TASK STATEMENT: Look through the listing for the word "alterius". Copy each line that has it.
──────── DATA SECTION ────────
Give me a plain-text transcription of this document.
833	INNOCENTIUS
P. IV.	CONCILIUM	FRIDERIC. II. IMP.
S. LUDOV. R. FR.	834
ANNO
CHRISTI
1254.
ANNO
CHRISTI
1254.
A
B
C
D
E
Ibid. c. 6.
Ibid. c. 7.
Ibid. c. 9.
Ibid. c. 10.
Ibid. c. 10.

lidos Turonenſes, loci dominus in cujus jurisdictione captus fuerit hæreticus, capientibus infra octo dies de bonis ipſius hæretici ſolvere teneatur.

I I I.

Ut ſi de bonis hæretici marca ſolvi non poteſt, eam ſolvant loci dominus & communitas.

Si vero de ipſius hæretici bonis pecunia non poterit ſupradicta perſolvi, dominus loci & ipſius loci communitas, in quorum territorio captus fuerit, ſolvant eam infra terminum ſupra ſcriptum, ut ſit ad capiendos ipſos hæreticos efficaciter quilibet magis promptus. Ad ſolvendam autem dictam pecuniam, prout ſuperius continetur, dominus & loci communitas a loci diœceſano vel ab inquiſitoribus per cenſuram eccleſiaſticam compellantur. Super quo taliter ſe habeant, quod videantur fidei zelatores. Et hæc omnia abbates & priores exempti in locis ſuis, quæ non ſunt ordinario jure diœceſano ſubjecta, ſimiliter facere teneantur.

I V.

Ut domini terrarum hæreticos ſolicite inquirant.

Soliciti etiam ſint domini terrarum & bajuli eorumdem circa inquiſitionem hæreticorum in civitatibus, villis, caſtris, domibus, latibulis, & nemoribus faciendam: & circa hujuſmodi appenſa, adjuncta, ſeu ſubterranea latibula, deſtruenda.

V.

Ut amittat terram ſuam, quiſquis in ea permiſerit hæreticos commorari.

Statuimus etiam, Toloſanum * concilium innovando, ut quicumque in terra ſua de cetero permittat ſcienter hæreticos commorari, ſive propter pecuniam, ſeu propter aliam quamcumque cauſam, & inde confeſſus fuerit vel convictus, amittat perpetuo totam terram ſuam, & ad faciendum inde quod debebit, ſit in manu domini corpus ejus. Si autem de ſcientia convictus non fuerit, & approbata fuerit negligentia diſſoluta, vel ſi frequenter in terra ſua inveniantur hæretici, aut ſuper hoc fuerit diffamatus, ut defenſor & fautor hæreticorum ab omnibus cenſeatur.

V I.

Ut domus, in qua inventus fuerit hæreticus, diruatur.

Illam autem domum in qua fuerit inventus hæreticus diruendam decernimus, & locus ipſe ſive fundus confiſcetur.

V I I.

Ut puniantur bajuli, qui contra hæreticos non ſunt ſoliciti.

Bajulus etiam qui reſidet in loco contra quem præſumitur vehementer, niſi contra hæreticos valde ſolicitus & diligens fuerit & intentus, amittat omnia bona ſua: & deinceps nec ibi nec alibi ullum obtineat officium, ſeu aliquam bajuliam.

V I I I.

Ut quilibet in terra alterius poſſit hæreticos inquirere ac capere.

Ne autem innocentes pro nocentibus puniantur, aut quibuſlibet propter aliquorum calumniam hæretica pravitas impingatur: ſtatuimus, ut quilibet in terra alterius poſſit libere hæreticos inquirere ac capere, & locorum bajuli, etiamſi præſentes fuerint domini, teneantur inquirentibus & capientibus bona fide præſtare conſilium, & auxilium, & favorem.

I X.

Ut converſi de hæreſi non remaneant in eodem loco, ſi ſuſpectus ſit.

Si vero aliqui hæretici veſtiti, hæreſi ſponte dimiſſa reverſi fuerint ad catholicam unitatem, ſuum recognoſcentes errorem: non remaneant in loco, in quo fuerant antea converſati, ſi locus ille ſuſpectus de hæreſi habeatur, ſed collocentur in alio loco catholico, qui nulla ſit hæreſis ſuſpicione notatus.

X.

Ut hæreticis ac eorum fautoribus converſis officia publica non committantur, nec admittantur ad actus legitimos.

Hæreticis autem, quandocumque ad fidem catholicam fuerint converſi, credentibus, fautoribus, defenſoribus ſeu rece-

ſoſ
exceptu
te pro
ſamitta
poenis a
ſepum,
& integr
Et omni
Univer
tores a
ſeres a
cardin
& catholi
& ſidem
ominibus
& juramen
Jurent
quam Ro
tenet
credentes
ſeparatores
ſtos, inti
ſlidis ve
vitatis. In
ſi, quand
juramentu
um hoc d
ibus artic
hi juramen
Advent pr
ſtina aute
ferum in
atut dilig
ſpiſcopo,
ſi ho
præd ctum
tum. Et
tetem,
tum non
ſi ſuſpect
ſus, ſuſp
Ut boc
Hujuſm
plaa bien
────────
WRITTEN ANSWER:
Ut quilibet in terra alterius poſſit hæreticos inquirere ac capere.
Ne autem innocentes pro nocentibus puniantur, aut quibuſlibet propter aliquorum calumniam hæretica pravitas impingatur: ſtatuimus, ut quilibet in terra alterius poſſit libere hæreticos inquirere ac capere, & locorum bajuli, etiamſi præſentes fuerint domini, teneantur inquirentibus & capientibus bona fide præſtare conſilium, & auxilium, & favorem.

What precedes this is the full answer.